[Start INPUT MATERIAL]
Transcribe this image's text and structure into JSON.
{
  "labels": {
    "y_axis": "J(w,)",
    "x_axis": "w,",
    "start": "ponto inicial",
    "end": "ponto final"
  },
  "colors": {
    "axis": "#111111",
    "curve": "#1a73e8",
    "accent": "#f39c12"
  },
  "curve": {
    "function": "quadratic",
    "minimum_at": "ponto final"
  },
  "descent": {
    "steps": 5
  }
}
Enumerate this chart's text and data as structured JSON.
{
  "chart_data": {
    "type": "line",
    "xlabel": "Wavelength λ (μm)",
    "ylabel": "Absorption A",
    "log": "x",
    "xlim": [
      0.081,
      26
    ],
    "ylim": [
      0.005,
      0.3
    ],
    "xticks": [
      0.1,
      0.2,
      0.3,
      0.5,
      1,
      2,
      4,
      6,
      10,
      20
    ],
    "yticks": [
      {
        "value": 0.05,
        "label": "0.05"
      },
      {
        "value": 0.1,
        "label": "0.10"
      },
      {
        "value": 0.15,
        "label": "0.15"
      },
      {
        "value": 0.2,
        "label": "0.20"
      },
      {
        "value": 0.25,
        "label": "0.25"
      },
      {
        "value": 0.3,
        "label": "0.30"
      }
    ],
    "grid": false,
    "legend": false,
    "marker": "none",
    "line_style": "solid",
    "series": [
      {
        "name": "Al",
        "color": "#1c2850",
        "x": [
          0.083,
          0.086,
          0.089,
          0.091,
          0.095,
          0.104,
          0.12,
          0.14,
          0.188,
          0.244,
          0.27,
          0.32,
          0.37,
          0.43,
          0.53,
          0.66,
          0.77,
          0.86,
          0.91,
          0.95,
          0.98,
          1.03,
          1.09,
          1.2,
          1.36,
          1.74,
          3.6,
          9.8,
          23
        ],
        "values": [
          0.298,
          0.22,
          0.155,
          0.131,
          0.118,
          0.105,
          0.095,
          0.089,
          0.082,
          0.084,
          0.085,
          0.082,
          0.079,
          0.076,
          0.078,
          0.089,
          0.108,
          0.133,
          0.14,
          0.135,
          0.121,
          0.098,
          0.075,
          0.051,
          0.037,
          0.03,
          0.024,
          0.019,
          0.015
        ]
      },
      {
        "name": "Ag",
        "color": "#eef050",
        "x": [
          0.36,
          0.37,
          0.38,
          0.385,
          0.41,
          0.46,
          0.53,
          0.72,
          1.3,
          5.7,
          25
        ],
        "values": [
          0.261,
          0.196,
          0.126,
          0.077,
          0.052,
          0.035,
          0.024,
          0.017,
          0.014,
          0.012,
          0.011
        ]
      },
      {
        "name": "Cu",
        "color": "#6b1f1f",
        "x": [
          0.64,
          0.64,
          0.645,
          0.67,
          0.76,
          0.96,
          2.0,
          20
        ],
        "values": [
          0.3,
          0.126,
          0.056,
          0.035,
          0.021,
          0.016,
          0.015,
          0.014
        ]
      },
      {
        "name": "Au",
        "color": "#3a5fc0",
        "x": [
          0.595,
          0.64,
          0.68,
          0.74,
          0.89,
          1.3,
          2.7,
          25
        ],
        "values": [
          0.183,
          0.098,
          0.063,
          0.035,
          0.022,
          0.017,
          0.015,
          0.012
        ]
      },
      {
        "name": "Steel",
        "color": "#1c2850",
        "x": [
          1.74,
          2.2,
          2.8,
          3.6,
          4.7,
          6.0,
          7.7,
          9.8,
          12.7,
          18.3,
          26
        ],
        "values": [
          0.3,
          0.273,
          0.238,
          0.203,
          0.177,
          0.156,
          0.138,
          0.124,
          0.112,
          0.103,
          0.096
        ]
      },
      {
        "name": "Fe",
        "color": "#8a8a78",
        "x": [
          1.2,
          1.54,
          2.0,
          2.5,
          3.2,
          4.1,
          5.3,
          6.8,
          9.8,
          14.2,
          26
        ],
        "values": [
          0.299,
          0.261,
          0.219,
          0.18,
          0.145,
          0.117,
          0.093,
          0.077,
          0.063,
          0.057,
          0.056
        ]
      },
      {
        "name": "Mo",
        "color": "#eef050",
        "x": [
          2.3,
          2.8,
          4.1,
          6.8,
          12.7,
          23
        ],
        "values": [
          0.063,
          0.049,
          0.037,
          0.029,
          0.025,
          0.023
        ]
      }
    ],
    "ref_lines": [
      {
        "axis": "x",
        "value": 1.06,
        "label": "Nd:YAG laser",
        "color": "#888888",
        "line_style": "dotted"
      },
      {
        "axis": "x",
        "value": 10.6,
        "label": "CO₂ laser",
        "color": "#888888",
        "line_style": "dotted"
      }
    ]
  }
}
[End INPUT MATERIAL]
**PROMPT:**
How many lines of the listing above include the word "text"? Reply with the number alone.

**TASK ANSWER:**
2